[A run of records]

— BEGIN —

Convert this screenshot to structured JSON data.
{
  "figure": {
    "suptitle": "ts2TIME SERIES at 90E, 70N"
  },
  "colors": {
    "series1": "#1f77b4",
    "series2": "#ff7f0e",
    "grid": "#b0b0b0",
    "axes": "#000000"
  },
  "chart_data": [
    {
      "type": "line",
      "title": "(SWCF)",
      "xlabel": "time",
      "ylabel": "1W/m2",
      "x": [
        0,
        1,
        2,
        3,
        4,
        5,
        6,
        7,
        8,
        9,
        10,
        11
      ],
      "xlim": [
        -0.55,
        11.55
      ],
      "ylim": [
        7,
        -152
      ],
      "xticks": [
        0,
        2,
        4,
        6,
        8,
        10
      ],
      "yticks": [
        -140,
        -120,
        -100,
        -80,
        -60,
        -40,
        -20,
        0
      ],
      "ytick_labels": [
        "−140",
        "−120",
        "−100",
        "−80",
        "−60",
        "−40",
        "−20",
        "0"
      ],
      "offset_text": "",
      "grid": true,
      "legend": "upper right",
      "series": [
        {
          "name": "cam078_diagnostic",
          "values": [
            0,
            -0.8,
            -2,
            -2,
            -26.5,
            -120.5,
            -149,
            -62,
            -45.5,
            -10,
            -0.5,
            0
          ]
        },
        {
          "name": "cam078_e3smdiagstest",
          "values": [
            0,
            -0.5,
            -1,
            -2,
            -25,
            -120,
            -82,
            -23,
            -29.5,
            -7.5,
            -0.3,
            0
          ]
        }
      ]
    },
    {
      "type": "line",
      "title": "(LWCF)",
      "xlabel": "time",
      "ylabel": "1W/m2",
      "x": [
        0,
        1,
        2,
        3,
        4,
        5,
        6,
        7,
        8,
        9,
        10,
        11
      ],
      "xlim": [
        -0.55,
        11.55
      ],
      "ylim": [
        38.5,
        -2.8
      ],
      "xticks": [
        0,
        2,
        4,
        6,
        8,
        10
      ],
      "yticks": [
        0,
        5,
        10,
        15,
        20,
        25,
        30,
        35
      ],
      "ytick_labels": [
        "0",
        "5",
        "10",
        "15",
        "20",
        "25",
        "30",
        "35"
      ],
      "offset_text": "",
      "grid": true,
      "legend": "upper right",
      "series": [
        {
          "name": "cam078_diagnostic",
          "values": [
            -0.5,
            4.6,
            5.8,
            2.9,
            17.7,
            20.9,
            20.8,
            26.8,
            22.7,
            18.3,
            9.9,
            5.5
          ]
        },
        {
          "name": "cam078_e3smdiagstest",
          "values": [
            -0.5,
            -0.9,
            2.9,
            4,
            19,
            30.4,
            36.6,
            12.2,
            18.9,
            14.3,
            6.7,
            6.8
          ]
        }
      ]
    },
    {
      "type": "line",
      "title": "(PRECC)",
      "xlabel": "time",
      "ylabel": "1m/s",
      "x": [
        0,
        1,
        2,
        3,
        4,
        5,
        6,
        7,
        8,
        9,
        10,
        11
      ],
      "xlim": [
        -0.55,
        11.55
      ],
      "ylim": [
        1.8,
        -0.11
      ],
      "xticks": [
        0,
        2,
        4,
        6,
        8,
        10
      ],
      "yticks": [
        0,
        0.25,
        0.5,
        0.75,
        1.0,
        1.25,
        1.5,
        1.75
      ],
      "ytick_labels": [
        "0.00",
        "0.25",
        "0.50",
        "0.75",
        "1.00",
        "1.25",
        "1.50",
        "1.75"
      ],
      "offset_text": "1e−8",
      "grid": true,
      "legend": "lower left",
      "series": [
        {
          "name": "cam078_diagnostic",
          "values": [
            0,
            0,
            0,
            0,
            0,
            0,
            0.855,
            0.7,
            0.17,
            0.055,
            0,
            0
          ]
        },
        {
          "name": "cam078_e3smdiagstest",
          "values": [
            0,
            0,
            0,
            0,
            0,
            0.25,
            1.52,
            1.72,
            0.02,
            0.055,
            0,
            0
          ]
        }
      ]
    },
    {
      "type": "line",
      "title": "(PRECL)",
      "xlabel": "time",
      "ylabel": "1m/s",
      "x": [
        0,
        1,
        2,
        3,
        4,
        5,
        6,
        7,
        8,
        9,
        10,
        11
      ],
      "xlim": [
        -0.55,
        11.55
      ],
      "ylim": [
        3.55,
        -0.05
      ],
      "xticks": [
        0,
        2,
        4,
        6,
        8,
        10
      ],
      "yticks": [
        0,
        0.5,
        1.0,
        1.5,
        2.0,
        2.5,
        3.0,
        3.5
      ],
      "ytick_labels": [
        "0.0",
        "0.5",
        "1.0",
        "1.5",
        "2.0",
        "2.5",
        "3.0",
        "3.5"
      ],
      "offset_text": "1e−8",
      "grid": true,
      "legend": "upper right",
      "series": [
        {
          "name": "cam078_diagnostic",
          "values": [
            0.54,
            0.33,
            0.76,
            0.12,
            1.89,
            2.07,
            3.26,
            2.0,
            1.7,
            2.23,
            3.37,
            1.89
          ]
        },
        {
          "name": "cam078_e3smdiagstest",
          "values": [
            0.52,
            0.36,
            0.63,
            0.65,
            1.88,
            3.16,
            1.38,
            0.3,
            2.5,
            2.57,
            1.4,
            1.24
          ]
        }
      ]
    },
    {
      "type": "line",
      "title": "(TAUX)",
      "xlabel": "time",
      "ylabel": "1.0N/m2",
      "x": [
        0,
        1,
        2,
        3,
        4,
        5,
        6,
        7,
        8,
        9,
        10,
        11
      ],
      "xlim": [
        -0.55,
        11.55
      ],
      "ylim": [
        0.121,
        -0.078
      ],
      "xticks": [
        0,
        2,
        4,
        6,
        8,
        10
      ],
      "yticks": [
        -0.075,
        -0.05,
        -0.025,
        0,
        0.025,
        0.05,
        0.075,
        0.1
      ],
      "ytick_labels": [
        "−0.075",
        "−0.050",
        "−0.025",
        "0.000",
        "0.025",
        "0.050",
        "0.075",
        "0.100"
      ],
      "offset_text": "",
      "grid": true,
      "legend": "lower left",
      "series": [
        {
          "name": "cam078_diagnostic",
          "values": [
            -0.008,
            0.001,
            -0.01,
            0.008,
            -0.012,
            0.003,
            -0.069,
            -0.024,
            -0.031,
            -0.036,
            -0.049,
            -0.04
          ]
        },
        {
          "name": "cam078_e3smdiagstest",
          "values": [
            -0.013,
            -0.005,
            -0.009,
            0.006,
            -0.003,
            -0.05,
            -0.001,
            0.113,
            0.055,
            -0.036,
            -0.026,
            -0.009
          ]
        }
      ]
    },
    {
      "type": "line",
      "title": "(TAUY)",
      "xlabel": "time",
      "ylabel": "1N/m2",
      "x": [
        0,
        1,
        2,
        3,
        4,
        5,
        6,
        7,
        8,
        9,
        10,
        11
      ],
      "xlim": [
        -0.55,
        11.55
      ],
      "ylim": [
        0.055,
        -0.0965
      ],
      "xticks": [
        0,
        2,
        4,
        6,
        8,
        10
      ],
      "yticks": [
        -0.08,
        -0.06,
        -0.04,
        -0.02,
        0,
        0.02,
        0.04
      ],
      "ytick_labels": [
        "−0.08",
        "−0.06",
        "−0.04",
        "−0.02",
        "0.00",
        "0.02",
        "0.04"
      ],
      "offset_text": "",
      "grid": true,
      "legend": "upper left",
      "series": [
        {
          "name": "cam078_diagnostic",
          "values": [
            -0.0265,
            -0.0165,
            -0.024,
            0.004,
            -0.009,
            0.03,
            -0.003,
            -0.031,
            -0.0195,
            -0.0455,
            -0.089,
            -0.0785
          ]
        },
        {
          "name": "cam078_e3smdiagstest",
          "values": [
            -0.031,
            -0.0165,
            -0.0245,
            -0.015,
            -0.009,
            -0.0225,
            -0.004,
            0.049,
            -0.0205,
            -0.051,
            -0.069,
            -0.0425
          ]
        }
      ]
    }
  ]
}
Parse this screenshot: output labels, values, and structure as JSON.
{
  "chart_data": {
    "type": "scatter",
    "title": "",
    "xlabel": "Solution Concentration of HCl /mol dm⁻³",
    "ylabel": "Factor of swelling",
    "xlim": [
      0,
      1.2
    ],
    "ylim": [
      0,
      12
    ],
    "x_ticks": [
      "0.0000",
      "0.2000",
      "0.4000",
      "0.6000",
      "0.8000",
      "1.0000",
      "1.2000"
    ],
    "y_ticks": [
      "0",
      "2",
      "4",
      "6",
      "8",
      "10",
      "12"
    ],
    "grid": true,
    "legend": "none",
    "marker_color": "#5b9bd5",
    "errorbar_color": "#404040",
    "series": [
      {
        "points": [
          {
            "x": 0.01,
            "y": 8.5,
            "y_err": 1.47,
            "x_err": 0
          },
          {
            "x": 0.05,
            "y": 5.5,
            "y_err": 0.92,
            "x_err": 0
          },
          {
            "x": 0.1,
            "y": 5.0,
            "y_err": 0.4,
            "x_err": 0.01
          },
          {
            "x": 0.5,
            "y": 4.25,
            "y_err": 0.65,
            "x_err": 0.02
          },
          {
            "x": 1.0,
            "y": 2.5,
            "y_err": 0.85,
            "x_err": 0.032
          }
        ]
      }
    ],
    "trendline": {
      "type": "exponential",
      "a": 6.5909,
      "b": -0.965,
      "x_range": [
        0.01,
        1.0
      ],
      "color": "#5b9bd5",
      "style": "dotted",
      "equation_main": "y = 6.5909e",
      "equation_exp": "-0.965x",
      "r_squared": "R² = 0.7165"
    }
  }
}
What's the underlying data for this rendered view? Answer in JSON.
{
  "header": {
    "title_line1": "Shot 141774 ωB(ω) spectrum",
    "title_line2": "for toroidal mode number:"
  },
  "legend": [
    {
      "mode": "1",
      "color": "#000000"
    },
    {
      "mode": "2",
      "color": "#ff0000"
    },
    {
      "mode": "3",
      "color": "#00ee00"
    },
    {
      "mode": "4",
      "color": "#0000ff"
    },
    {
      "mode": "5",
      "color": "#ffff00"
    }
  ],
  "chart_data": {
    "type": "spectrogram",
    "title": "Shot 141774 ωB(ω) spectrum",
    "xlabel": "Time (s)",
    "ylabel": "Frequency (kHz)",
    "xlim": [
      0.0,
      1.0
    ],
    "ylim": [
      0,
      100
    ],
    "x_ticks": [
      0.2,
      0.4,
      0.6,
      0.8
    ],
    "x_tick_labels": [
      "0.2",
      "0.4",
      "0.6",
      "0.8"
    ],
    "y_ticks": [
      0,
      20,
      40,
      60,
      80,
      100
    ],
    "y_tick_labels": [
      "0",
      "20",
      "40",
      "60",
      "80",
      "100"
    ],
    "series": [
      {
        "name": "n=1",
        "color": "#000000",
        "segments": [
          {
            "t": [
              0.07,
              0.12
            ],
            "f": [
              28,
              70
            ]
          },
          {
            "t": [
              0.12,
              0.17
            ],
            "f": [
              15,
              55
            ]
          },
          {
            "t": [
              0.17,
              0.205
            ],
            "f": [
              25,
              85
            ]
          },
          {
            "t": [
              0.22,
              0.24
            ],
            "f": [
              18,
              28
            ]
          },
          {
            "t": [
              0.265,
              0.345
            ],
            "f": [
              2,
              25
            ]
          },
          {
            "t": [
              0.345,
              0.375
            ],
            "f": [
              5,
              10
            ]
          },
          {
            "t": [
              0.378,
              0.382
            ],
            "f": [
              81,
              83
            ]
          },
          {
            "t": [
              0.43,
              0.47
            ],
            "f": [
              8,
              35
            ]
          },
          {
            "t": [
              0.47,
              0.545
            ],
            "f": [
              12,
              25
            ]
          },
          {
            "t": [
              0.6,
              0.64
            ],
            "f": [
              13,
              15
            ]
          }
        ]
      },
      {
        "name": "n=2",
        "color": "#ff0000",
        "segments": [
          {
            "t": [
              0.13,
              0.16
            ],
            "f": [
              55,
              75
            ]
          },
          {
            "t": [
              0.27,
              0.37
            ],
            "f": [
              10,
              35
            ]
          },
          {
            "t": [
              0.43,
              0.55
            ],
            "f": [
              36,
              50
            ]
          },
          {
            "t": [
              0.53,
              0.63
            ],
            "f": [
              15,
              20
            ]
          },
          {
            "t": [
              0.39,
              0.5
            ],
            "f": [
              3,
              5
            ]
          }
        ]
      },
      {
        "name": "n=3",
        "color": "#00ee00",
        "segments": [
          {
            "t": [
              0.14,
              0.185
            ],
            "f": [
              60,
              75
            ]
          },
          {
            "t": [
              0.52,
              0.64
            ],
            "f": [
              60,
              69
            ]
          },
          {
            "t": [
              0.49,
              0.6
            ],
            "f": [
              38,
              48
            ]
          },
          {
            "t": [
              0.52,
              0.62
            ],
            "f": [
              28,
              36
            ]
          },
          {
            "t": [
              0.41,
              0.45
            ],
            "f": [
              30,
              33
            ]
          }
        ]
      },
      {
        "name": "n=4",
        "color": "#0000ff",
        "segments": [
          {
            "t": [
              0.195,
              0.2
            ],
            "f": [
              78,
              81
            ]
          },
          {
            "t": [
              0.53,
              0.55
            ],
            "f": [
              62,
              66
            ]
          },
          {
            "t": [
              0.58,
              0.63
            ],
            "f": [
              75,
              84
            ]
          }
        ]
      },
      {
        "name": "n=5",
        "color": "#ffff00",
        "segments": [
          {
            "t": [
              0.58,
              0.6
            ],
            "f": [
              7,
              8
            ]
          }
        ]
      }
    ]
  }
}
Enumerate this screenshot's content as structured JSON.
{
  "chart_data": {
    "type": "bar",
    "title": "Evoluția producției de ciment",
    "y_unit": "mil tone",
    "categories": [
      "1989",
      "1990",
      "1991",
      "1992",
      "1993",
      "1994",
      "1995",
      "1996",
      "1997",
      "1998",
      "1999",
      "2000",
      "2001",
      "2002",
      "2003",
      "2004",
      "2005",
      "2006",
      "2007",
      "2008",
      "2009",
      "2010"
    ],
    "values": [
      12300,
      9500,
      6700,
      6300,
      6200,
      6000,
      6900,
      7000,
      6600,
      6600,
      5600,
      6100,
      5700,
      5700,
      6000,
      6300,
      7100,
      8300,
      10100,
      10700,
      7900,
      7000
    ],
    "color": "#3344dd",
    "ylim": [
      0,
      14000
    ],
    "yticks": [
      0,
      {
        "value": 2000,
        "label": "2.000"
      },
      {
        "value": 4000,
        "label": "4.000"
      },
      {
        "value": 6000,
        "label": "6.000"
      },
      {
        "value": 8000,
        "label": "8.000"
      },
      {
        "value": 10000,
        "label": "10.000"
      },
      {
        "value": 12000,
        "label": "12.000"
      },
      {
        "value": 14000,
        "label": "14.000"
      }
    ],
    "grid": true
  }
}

— END —

DIRECTIONS
Count every line in the listing above that holds "spectrum", then report only the count.

ANSWER TO THIS TASK
2